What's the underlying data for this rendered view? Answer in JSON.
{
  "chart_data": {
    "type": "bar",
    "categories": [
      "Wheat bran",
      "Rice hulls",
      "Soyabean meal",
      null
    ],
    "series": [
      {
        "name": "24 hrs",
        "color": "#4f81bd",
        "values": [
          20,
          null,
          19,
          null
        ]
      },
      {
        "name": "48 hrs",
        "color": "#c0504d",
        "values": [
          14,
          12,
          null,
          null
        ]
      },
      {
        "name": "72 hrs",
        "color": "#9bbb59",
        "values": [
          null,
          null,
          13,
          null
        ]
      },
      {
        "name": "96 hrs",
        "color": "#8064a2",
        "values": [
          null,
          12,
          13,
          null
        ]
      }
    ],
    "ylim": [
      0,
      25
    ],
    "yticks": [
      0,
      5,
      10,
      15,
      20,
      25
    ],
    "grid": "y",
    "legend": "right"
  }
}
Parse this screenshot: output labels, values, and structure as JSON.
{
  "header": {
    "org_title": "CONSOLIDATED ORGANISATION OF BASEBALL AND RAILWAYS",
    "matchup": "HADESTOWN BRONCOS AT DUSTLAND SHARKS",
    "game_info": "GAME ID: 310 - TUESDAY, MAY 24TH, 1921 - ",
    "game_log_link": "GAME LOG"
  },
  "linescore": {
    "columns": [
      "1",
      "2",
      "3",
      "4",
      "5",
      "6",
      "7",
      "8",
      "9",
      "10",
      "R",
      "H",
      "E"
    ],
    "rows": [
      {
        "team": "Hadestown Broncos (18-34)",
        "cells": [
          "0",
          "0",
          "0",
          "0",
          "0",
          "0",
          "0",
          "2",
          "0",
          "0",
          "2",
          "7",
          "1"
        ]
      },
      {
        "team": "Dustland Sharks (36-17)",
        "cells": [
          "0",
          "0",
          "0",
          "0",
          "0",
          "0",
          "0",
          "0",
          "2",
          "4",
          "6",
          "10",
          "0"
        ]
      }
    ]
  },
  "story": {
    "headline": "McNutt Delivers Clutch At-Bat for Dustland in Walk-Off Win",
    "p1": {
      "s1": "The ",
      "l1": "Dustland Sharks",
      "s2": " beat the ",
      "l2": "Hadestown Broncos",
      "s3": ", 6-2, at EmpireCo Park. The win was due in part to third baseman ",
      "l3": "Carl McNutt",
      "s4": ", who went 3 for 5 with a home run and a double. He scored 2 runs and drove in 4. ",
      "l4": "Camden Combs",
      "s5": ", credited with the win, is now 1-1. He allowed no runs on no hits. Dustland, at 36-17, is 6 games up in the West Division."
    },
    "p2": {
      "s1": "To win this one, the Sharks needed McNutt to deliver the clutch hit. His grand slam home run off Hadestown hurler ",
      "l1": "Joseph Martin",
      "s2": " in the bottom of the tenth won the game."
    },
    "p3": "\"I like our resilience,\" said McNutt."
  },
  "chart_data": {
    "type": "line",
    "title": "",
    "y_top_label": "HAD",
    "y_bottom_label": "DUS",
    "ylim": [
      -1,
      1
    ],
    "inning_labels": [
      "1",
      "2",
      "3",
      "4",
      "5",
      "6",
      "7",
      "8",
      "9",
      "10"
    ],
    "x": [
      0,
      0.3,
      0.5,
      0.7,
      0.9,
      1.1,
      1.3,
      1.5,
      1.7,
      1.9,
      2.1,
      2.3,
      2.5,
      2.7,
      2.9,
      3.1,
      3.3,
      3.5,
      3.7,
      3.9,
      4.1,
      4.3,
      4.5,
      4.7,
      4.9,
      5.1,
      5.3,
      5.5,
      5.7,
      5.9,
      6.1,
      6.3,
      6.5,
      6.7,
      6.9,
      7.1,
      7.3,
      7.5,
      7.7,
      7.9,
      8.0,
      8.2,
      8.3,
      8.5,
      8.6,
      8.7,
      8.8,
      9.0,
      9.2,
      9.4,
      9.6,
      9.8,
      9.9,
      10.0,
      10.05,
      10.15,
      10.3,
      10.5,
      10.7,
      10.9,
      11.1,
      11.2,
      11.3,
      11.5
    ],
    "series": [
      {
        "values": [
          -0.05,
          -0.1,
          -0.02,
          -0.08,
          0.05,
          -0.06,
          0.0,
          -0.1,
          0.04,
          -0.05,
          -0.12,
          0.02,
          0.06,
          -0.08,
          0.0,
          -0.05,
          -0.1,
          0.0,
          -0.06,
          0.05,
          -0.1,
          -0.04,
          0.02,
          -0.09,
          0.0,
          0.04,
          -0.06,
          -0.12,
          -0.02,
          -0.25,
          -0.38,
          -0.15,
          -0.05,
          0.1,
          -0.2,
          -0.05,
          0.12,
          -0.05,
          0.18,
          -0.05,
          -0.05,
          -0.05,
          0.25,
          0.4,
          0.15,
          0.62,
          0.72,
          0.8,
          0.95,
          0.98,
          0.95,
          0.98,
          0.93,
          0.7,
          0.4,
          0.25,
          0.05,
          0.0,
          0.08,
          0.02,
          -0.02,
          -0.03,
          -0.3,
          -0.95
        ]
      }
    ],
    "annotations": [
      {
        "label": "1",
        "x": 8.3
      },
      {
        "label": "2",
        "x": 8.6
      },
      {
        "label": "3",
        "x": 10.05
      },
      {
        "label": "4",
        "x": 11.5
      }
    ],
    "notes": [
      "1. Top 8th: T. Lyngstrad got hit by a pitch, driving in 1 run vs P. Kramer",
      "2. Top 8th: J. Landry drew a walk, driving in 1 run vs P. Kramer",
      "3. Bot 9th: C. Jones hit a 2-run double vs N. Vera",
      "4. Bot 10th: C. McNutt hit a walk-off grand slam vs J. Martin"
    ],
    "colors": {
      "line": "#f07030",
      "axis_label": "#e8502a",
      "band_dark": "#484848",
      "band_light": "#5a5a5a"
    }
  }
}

^^^^^^^^

Write an exact transcription of every entry above.

What's the underlying data for this rendered view? Answer in JSON.
{
  "chart_data": {
    "type": "bar",
    "categories": [
      "Wheat bran",
      "Rice hulls",
      "Soyabean meal",
      null
    ],
    "series": [
      {
        "name": "24 hrs",
        "color": "#4f81bd",
        "values": [
          20,
          null,
          19,
          null
        ]
      },
      {
        "name": "48 hrs",
        "color": "#c0504d",
        "values": [
          14,
          12,
          null,
          null
        ]
      },
      {
        "name": "72 hrs",
        "color": "#9bbb59",
        "values": [
          null,
          null,
          13,
          null
        ]
      },
      {
        "name": "96 hrs",
        "color": "#8064a2",
        "values": [
          null,
          12,
          13,
          null
        ]
      }
    ],
    "ylim": [
      0,
      25
    ],
    "yticks": [
      0,
      5,
      10,
      15,
      20,
      25
    ],
    "grid": "y",
    "legend": "right"
  }
}
Parse this screenshot: output labels, values, and structure as JSON.
{
  "header": {
    "org_title": "CONSOLIDATED ORGANISATION OF BASEBALL AND RAILWAYS",
    "matchup": "HADESTOWN BRONCOS AT DUSTLAND SHARKS",
    "game_info": "GAME ID: 310 - TUESDAY, MAY 24TH, 1921 - ",
    "game_log_link": "GAME LOG"
  },
  "linescore": {
    "columns": [
      "1",
      "2",
      "3",
      "4",
      "5",
      "6",
      "7",
      "8",
      "9",
      "10",
      "R",
      "H",
      "E"
    ],
    "rows": [
      {
        "team": "Hadestown Broncos (18-34)",
        "cells": [
          "0",
          "0",
          "0",
          "0",
          "0",
          "0",
          "0",
          "2",
          "0",
          "0",
          "2",
          "7",
          "1"
        ]
      },
      {
        "team": "Dustland Sharks (36-17)",
        "cells": [
          "0",
          "0",
          "0",
          "0",
          "0",
          "0",
          "0",
          "0",
          "2",
          "4",
          "6",
          "10",
          "0"
        ]
      }
    ]
  },
  "story": {
    "headline": "McNutt Delivers Clutch At-Bat for Dustland in Walk-Off Win",
    "p1": {
      "s1": "The ",
      "l1": "Dustland Sharks",
      "s2": " beat the ",
      "l2": "Hadestown Broncos",
      "s3": ", 6-2, at EmpireCo Park. The win was due in part to third baseman ",
      "l3": "Carl McNutt",
      "s4": ", who went 3 for 5 with a home run and a double. He scored 2 runs and drove in 4. ",
      "l4": "Camden Combs",
      "s5": ", credited with the win, is now 1-1. He allowed no runs on no hits. Dustland, at 36-17, is 6 games up in the West Division."
    },
    "p2": {
      "s1": "To win this one, the Sharks needed McNutt to deliver the clutch hit. His grand slam home run off Hadestown hurler ",
      "l1": "Joseph Martin",
      "s2": " in the bottom of the tenth won the game."
    },
    "p3": "\"I like our resilience,\" said McNutt."
  },
  "chart_data": {
    "type": "line",
    "title": "",
    "y_top_label": "HAD",
    "y_bottom_label": "DUS",
    "ylim": [
      -1,
      1
    ],
    "inning_labels": [
      "1",
      "2",
      "3",
      "4",
      "5",
      "6",
      "7",
      "8",
      "9",
      "10"
    ],
    "x": [
      0,
      0.3,
      0.5,
      0.7,
      0.9,
      1.1,
      1.3,
      1.5,
      1.7,
      1.9,
      2.1,
      2.3,
      2.5,
      2.7,
      2.9,
      3.1,
      3.3,
      3.5,
      3.7,
      3.9,
      4.1,
      4.3,
      4.5,
      4.7,
      4.9,
      5.1,
      5.3,
      5.5,
      5.7,
      5.9,
      6.1,
      6.3,
      6.5,
      6.7,
      6.9,
      7.1,
      7.3,
      7.5,
      7.7,
      7.9,
      8.0,
      8.2,
      8.3,
      8.5,
      8.6,
      8.7,
      8.8,
      9.0,
      9.2,
      9.4,
      9.6,
      9.8,
      9.9,
      10.0,
      10.05,
      10.15,
      10.3,
      10.5,
      10.7,
      10.9,
      11.1,
      11.2,
      11.3,
      11.5
    ],
    "series": [
      {
        "values": [
          -0.05,
          -0.1,
          -0.02,
          -0.08,
          0.05,
          -0.06,
          0.0,
          -0.1,
          0.04,
          -0.05,
          -0.12,
          0.02,
          0.06,
          -0.08,
          0.0,
          -0.05,
          -0.1,
          0.0,
          -0.06,
          0.05,
          -0.1,
          -0.04,
          0.02,
          -0.09,
          0.0,
          0.04,
          -0.06,
          -0.12,
          -0.02,
          -0.25,
          -0.38,
          -0.15,
          -0.05,
          0.1,
          -0.2,
          -0.05,
          0.12,
          -0.05,
          0.18,
          -0.05,
          -0.05,
          -0.05,
          0.25,
          0.4,
          0.15,
          0.62,
          0.72,
          0.8,
          0.95,
          0.98,
          0.95,
          0.98,
          0.93,
          0.7,
          0.4,
          0.25,
          0.05,
          0.0,
          0.08,
          0.02,
          -0.02,
          -0.03,
          -0.3,
          -0.95
        ]
      }
    ],
    "annotations": [
      {
        "label": "1",
        "x": 8.3
      },
      {
        "label": "2",
        "x": 8.6
      },
      {
        "label": "3",
        "x": 10.05
      },
      {
        "label": "4",
        "x": 11.5
      }
    ],
    "notes": [
      "1. Top 8th: T. Lyngstrad got hit by a pitch, driving in 1 run vs P. Kramer",
      "2. Top 8th: J. Landry drew a walk, driving in 1 run vs P. Kramer",
      "3. Bot 9th: C. Jones hit a 2-run double vs N. Vera",
      "4. Bot 10th: C. McNutt hit a walk-off grand slam vs J. Martin"
    ],
    "colors": {
      "line": "#f07030",
      "axis_label": "#e8502a",
      "band_dark": "#484848",
      "band_light": "#5a5a5a"
    }
  }
}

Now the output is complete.